:: Stored data

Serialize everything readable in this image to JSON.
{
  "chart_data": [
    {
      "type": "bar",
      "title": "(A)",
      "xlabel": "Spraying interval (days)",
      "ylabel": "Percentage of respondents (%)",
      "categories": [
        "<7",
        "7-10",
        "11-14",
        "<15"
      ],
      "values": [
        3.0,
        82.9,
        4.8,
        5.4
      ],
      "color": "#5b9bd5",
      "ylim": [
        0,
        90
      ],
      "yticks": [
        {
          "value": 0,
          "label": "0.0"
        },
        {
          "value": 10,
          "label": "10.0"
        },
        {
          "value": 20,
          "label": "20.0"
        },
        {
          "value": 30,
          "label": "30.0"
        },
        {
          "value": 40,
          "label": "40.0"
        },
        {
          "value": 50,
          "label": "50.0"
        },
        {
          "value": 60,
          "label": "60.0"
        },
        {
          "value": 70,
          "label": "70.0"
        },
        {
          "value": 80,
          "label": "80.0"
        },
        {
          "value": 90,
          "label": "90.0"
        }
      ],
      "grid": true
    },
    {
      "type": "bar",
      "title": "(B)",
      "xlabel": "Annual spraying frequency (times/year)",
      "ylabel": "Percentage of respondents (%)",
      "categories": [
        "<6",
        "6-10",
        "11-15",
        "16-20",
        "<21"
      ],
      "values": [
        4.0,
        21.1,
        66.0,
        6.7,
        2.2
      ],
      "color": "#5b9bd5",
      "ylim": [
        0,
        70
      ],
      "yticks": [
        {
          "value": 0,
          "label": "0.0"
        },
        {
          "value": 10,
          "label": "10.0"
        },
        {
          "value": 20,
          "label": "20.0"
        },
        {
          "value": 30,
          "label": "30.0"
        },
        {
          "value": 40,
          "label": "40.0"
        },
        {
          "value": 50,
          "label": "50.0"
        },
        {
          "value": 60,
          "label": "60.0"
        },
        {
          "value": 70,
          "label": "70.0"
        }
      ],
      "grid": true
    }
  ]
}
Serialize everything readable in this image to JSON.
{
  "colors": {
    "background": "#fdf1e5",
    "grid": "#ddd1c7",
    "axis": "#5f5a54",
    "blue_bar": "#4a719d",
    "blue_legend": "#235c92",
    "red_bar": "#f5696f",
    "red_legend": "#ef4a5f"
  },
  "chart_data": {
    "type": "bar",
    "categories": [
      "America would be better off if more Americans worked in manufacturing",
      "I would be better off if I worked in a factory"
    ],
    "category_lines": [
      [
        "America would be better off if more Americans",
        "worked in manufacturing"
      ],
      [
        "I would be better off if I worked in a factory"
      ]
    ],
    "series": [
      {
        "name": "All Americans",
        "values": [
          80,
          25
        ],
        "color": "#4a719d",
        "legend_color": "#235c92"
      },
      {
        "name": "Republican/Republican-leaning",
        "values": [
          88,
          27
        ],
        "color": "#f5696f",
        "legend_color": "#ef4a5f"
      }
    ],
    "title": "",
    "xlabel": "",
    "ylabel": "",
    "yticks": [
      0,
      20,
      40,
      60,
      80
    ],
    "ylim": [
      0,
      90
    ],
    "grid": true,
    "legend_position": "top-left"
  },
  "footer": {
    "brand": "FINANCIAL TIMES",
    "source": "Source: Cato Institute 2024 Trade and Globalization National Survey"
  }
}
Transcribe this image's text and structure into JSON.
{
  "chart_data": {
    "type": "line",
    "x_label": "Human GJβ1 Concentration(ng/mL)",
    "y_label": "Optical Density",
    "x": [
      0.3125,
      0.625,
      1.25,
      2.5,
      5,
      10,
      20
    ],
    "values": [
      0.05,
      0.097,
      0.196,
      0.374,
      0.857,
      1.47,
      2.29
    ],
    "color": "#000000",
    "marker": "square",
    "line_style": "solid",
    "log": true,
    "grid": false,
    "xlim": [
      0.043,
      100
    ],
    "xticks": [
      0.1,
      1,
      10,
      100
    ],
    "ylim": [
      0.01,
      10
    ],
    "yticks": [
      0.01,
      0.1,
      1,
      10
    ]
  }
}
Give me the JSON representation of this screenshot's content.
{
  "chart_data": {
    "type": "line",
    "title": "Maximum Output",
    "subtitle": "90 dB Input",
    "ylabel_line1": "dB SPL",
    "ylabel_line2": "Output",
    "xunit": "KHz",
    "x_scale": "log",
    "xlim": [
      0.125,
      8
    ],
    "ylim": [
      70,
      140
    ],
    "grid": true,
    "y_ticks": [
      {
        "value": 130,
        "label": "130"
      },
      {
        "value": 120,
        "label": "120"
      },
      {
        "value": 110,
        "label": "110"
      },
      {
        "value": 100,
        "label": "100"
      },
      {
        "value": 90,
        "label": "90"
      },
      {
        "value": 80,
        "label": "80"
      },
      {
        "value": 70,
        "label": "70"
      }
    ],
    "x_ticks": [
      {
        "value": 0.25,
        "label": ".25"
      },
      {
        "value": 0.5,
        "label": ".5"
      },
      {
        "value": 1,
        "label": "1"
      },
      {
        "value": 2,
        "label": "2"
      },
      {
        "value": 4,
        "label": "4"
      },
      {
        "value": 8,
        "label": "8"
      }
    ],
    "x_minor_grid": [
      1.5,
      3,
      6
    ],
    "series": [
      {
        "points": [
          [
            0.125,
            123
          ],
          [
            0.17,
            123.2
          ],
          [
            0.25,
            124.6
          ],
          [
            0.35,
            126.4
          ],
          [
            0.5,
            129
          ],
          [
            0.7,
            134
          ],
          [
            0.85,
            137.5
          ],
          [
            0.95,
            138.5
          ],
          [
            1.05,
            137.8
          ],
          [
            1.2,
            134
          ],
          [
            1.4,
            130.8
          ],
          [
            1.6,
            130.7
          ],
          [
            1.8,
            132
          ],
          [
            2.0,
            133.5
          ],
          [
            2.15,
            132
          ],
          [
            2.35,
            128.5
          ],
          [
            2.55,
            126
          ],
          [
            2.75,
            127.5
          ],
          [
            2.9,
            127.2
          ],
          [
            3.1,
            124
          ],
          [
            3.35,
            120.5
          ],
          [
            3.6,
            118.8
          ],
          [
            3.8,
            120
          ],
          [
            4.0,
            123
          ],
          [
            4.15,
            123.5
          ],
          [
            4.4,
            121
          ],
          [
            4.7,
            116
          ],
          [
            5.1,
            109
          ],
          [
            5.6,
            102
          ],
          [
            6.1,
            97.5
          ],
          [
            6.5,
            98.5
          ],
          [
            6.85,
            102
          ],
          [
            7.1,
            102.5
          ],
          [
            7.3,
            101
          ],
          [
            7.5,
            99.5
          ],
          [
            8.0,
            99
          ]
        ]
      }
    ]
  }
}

::::

#### [Task instructions]
Give a word-for-word copy of the records.

#### [Result of this exercise]
Serialize everything readable in this image to JSON.
{
  "chart_data": [
    {
      "type": "bar",
      "title": "(A)",
      "xlabel": "Spraying interval (days)",
      "ylabel": "Percentage of respondents (%)",
      "categories": [
        "<7",
        "7-10",
        "11-14",
        "<15"
      ],
      "values": [
        3.0,
        82.9,
        4.8,
        5.4
      ],
      "color": "#5b9bd5",
      "ylim": [
        0,
        90
      ],
      "yticks": [
        {
          "value": 0,
          "label": "0.0"
        },
        {
          "value": 10,
          "label": "10.0"
        },
        {
          "value": 20,
          "label": "20.0"
        },
        {
          "value": 30,
          "label": "30.0"
        },
        {
          "value": 40,
          "label": "40.0"
        },
        {
          "value": 50,
          "label": "50.0"
        },
        {
          "value": 60,
          "label": "60.0"
        },
        {
          "value": 70,
          "label": "70.0"
        },
        {
          "value": 80,
          "label": "80.0"
        },
        {
          "value": 90,
          "label": "90.0"
        }
      ],
      "grid": true
    },
    {
      "type": "bar",
      "title": "(B)",
      "xlabel": "Annual spraying frequency (times/year)",
      "ylabel": "Percentage of respondents (%)",
      "categories": [
        "<6",
        "6-10",
        "11-15",
        "16-20",
        "<21"
      ],
      "values": [
        4.0,
        21.1,
        66.0,
        6.7,
        2.2
      ],
      "color": "#5b9bd5",
      "ylim": [
        0,
        70
      ],
      "yticks": [
        {
          "value": 0,
          "label": "0.0"
        },
        {
          "value": 10,
          "label": "10.0"
        },
        {
          "value": 20,
          "label": "20.0"
        },
        {
          "value": 30,
          "label": "30.0"
        },
        {
          "value": 40,
          "label": "40.0"
        },
        {
          "value": 50,
          "label": "50.0"
        },
        {
          "value": 60,
          "label": "60.0"
        },
        {
          "value": 70,
          "label": "70.0"
        }
      ],
      "grid": true
    }
  ]
}
Serialize everything readable in this image to JSON.
{
  "colors": {
    "background": "#fdf1e5",
    "grid": "#ddd1c7",
    "axis": "#5f5a54",
    "blue_bar": "#4a719d",
    "blue_legend": "#235c92",
    "red_bar": "#f5696f",
    "red_legend": "#ef4a5f"
  },
  "chart_data": {
    "type": "bar",
    "categories": [
      "America would be better off if more Americans worked in manufacturing",
      "I would be better off if I worked in a factory"
    ],
    "category_lines": [
      [
        "America would be better off if more Americans",
        "worked in manufacturing"
      ],
      [
        "I would be better off if I worked in a factory"
      ]
    ],
    "series": [
      {
        "name": "All Americans",
        "values": [
          80,
          25
        ],
        "color": "#4a719d",
        "legend_color": "#235c92"
      },
      {
        "name": "Republican/Republican-leaning",
        "values": [
          88,
          27
        ],
        "color": "#f5696f",
        "legend_color": "#ef4a5f"
      }
    ],
    "title": "",
    "xlabel": "",
    "ylabel": "",
    "yticks": [
      0,
      20,
      40,
      60,
      80
    ],
    "ylim": [
      0,
      90
    ],
    "grid": true,
    "legend_position": "top-left"
  },
  "footer": {
    "brand": "FINANCIAL TIMES",
    "source": "Source: Cato Institute 2024 Trade and Globalization National Survey"
  }
}
Transcribe this image's text and structure into JSON.
{
  "chart_data": {
    "type": "line",
    "x_label": "Human GJβ1 Concentration(ng/mL)",
    "y_label": "Optical Density",
    "x": [
      0.3125,
      0.625,
      1.25,
      2.5,
      5,
      10,
      20
    ],
    "values": [
      0.05,
      0.097,
      0.196,
      0.374,
      0.857,
      1.47,
      2.29
    ],
    "color": "#000000",
    "marker": "square",
    "line_style": "solid",
    "log": true,
    "grid": false,
    "xlim": [
      0.043,
      100
    ],
    "xticks": [
      0.1,
      1,
      10,
      100
    ],
    "ylim": [
      0.01,
      10
    ],
    "yticks": [
      0.01,
      0.1,
      1,
      10
    ]
  }
}
Give me the JSON representation of this screenshot's content.
{
  "chart_data": {
    "type": "line",
    "title": "Maximum Output",
    "subtitle": "90 dB Input",
    "ylabel_line1": "dB SPL",
    "ylabel_line2": "Output",
    "xunit": "KHz",
    "x_scale": "log",
    "xlim": [
      0.125,
      8
    ],
    "ylim": [
      70,
      140
    ],
    "grid": true,
    "y_ticks": [
      {
        "value": 130,
        "label": "130"
      },
      {
        "value": 120,
        "label": "120"
      },
      {
        "value": 110,
        "label": "110"
      },
      {
        "value": 100,
        "label": "100"
      },
      {
        "value": 90,
        "label": "90"
      },
      {
        "value": 80,
        "label": "80"
      },
      {
        "value": 70,
        "label": "70"
      }
    ],
    "x_ticks": [
      {
        "value": 0.25,
        "label": ".25"
      },
      {
        "value": 0.5,
        "label": ".5"
      },
      {
        "value": 1,
        "label": "1"
      },
      {
        "value": 2,
        "label": "2"
      },
      {
        "value": 4,
        "label": "4"
      },
      {
        "value": 8,
        "label": "8"
      }
    ],
    "x_minor_grid": [
      1.5,
      3,
      6
    ],
    "series": [
      {
        "points": [
          [
            0.125,
            123
          ],
          [
            0.17,
            123.2
          ],
          [
            0.25,
            124.6
          ],
          [
            0.35,
            126.4
          ],
          [
            0.5,
            129
          ],
          [
            0.7,
            134
          ],
          [
            0.85,
            137.5
          ],
          [
            0.95,
            138.5
          ],
          [
            1.05,
            137.8
          ],
          [
            1.2,
            134
          ],
          [
            1.4,
            130.8
          ],
          [
            1.6,
            130.7
          ],
          [
            1.8,
            132
          ],
          [
            2.0,
            133.5
          ],
          [
            2.15,
            132
          ],
          [
            2.35,
            128.5
          ],
          [
            2.55,
            126
          ],
          [
            2.75,
            127.5
          ],
          [
            2.9,
            127.2
          ],
          [
            3.1,
            124
          ],
          [
            3.35,
            120.5
          ],
          [
            3.6,
            118.8
          ],
          [
            3.8,
            120
          ],
          [
            4.0,
            123
          ],
          [
            4.15,
            123.5
          ],
          [
            4.4,
            121
          ],
          [
            4.7,
            116
          ],
          [
            5.1,
            109
          ],
          [
            5.6,
            102
          ],
          [
            6.1,
            97.5
          ],
          [
            6.5,
            98.5
          ],
          [
            6.85,
            102
          ],
          [
            7.1,
            102.5
          ],
          [
            7.3,
            101
          ],
          [
            7.5,
            99.5
          ],
          [
            8.0,
            99
          ]
        ]
      }
    ]
  }
}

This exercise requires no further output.